- **Extracted information**
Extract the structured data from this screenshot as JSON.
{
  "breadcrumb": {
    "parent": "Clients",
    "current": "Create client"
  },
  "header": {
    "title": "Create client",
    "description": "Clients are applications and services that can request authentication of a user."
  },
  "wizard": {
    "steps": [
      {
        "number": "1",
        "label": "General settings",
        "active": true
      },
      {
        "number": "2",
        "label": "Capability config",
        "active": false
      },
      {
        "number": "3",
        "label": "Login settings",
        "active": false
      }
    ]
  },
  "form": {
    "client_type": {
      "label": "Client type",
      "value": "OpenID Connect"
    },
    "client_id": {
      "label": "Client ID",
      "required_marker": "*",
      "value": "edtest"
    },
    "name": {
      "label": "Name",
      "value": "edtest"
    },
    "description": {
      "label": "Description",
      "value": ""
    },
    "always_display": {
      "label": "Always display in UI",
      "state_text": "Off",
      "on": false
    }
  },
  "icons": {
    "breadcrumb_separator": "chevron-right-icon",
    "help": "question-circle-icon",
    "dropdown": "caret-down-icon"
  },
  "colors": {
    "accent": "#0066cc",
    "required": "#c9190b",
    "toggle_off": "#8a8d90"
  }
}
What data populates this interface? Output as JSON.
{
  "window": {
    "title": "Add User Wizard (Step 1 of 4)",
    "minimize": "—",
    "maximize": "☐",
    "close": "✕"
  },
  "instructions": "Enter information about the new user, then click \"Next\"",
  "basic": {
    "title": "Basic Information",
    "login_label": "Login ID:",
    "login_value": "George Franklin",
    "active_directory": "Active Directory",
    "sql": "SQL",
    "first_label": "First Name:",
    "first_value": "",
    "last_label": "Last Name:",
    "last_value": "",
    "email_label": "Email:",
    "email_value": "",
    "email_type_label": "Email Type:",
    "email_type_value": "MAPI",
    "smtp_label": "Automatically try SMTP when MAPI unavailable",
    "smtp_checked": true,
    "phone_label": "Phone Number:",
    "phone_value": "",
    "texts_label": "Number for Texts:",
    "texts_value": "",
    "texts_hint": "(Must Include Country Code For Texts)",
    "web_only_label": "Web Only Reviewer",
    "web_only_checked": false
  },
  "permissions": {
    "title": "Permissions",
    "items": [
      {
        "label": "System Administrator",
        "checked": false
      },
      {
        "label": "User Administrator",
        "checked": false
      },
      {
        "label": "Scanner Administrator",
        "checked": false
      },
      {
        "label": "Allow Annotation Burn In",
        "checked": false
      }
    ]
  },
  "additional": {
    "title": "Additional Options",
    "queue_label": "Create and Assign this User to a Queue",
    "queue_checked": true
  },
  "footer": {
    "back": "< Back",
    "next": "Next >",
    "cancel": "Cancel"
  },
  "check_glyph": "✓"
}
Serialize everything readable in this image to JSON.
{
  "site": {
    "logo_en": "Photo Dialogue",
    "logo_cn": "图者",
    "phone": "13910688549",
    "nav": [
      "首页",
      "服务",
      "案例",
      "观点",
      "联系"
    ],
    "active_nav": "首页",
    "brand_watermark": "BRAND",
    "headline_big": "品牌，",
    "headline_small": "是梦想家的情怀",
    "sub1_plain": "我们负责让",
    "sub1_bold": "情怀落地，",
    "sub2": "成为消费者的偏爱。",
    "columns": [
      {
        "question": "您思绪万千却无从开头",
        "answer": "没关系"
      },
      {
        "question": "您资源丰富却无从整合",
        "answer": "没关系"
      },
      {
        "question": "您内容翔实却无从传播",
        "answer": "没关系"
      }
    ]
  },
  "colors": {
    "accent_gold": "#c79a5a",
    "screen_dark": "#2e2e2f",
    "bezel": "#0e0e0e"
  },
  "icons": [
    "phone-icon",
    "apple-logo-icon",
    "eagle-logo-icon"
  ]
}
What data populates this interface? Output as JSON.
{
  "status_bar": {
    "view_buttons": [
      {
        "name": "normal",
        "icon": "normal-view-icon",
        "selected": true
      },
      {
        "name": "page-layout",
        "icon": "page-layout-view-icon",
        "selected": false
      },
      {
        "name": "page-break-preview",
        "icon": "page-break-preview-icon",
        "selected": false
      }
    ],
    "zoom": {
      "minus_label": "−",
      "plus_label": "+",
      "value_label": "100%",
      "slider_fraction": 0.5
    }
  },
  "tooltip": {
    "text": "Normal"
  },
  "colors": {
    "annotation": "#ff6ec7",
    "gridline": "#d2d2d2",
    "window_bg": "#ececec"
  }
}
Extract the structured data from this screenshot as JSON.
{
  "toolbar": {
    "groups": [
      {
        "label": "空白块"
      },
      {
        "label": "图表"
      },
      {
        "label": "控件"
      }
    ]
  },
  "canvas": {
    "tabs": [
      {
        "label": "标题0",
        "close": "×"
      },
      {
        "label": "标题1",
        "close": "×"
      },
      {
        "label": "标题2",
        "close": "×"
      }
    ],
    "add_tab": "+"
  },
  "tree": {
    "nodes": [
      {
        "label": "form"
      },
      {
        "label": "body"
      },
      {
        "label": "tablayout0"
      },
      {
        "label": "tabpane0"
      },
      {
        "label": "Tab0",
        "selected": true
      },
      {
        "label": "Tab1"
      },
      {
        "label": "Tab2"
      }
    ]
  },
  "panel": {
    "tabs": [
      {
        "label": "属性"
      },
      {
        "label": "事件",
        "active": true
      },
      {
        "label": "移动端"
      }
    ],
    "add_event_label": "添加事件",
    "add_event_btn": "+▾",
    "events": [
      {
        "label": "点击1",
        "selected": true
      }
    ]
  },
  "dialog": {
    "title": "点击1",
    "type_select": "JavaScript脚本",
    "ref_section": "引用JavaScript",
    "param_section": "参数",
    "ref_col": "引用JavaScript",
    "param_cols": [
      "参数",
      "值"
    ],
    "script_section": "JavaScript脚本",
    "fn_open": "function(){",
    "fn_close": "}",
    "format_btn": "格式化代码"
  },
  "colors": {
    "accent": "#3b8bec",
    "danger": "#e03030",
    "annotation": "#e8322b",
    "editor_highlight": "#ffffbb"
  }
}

- **Exercise directions**
Each line holding the word "break" counts once; report the total and nothing else.

- **Final answer**
2